Show every line that has the string "totalspread" in it.

--

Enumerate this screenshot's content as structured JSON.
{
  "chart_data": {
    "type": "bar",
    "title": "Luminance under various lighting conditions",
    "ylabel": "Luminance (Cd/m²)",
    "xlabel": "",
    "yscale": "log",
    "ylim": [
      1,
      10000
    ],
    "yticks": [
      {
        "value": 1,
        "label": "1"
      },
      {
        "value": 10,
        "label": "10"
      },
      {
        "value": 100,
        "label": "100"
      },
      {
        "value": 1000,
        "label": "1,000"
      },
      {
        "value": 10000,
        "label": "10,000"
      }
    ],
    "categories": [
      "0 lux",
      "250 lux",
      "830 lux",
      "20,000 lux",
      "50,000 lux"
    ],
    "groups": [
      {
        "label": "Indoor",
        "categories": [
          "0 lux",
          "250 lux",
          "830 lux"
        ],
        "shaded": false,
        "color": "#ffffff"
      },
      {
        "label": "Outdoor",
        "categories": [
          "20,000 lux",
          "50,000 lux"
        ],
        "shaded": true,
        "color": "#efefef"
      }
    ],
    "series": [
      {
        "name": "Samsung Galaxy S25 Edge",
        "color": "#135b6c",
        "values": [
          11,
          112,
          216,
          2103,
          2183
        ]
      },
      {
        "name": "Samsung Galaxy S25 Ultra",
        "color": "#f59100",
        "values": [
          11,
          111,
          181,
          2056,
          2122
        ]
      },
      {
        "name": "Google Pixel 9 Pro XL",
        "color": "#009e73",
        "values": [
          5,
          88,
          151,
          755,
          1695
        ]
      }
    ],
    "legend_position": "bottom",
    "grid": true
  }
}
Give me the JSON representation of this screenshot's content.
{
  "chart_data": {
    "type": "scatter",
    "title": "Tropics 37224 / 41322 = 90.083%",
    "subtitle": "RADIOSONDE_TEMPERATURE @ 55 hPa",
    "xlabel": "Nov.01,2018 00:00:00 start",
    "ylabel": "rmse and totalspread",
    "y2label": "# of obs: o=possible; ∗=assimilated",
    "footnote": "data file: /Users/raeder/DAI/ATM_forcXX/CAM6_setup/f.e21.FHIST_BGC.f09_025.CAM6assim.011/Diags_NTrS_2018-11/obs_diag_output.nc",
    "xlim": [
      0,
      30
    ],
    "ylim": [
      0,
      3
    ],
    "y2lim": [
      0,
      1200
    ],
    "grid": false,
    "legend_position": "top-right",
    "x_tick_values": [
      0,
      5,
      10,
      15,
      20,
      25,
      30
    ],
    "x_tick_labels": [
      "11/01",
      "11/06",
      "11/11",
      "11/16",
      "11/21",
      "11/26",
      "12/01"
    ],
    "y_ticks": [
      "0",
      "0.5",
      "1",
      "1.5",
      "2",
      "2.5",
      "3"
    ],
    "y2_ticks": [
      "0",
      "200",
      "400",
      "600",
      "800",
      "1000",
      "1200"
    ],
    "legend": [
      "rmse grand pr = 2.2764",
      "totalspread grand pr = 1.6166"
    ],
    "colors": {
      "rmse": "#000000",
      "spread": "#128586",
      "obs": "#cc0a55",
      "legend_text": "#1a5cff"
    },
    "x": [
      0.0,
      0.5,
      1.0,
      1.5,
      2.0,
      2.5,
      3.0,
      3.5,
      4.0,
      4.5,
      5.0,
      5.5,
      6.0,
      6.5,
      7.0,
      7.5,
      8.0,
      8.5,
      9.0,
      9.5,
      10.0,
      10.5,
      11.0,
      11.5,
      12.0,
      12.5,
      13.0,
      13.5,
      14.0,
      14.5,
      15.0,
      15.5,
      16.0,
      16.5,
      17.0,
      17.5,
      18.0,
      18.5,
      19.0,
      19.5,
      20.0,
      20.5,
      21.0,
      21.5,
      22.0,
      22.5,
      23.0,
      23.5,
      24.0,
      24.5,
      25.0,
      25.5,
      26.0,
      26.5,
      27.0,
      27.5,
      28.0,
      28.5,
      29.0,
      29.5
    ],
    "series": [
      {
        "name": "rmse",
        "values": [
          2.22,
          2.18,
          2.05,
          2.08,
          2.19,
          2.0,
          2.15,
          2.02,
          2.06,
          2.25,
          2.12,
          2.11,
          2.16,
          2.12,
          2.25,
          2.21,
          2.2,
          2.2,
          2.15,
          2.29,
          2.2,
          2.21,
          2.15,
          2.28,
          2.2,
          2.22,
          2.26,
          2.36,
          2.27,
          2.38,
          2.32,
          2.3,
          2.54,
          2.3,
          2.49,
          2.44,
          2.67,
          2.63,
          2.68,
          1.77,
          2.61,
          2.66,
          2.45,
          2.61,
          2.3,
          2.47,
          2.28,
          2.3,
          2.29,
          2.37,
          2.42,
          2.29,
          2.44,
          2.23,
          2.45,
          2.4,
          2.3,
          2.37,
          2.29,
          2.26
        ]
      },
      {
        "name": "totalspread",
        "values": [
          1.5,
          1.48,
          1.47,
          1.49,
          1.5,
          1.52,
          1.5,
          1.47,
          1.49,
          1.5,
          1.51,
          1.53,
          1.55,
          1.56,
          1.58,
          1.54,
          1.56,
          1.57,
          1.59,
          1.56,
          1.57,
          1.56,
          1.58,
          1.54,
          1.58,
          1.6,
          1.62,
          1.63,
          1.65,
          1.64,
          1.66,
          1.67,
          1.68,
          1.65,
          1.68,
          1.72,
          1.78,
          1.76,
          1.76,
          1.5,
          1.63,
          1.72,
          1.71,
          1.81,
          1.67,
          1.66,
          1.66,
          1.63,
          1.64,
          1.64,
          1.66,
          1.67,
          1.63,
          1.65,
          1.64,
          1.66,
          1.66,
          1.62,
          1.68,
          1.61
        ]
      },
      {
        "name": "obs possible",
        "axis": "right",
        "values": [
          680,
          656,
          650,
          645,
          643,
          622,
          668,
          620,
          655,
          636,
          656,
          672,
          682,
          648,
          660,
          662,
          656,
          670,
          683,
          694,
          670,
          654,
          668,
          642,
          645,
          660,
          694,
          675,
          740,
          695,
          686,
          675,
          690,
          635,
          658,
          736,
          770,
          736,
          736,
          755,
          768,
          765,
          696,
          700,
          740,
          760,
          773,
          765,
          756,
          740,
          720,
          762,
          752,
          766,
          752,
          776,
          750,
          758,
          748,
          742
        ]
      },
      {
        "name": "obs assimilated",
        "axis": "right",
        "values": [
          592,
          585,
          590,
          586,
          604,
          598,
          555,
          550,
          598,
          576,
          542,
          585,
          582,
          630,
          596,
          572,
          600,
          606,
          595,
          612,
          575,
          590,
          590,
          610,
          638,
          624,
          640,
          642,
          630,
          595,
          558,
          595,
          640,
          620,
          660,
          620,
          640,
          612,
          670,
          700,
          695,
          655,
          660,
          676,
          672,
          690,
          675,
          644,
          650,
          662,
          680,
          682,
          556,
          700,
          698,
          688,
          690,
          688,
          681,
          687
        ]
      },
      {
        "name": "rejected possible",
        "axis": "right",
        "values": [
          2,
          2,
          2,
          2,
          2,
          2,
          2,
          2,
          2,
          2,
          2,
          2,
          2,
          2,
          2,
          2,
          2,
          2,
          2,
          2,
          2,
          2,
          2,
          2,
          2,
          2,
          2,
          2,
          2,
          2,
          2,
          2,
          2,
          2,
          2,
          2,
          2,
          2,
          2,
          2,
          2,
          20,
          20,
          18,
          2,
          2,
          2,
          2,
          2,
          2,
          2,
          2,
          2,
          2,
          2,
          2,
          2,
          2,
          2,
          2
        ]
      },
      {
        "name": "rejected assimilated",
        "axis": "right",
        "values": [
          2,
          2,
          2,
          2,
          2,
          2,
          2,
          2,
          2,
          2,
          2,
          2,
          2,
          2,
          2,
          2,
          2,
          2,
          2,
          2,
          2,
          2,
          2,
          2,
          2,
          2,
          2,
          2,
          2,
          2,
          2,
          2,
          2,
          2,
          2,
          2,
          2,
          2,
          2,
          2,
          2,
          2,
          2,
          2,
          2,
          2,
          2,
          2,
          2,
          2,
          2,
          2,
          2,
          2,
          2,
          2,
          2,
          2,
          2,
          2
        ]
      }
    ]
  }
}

--

Answer to the exercise
    "ylabel": "rmse and totalspread",
      "totalspread grand pr = 1.6166"
        "name": "totalspread",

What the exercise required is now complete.